Items listed in a dataset
** Start **
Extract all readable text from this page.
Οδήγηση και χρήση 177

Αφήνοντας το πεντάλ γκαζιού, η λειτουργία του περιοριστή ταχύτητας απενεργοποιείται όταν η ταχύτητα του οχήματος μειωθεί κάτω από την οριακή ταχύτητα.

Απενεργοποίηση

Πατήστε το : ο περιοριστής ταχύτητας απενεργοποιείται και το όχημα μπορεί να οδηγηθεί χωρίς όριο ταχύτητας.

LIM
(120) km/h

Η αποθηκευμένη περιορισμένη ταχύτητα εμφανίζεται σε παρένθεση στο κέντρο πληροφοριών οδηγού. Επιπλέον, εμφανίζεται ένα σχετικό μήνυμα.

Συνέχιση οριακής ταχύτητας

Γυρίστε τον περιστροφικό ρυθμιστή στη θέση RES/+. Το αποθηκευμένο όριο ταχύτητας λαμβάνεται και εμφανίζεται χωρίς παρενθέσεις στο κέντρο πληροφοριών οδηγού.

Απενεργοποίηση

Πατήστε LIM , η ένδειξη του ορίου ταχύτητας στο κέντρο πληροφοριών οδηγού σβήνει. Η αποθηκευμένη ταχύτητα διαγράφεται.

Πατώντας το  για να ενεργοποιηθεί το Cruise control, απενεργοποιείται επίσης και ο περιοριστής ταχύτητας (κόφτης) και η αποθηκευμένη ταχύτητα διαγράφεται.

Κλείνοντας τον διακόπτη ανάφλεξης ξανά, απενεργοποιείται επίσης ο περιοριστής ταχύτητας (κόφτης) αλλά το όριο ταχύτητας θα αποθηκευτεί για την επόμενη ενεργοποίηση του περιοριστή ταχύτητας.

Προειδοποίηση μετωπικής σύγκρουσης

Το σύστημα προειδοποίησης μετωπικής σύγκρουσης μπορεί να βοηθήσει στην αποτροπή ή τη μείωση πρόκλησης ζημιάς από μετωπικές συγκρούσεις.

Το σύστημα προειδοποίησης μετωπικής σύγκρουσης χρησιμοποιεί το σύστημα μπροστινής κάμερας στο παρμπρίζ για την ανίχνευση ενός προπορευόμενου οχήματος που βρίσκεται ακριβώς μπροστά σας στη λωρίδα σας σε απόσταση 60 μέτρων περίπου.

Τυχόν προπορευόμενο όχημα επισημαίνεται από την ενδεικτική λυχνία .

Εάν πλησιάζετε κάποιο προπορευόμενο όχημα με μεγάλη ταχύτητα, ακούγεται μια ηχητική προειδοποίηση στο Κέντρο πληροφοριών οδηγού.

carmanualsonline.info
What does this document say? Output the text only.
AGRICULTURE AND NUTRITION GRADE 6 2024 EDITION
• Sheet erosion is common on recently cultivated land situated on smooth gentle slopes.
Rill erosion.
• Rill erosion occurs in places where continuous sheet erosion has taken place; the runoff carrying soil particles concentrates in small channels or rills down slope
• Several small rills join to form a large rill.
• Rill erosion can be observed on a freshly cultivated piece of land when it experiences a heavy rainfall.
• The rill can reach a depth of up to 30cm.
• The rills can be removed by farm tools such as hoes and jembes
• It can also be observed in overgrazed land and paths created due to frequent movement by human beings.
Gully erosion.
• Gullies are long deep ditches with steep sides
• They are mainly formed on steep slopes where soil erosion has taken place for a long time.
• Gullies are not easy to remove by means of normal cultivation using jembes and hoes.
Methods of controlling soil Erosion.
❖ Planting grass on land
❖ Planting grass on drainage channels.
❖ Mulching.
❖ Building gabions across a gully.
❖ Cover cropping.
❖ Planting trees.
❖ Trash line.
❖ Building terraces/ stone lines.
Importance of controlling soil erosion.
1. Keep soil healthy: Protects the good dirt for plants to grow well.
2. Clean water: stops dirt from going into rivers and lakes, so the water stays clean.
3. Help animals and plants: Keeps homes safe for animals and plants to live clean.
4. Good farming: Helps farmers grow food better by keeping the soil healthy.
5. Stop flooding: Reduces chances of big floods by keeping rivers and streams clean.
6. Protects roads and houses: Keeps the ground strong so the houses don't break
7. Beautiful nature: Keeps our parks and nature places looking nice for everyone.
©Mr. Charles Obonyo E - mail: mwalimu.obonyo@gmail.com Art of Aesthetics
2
** End **
Written exercise: In the entries above, find each line with the word "Πατήστε" and copy it.

Expected answer:
Πατήστε το : ο περιοριστής ταχύτητας απενεργοποιείται και το όχημα μπορεί να οδηγηθεί χωρίς όριο ταχύτητας.
Πατήστε LIM , η ένδειξη του ορίου ταχύτητας στο κέντρο πληροφοριών οδηγού σβήνει. Η αποθηκευμένη ταχύτητα διαγράφεται.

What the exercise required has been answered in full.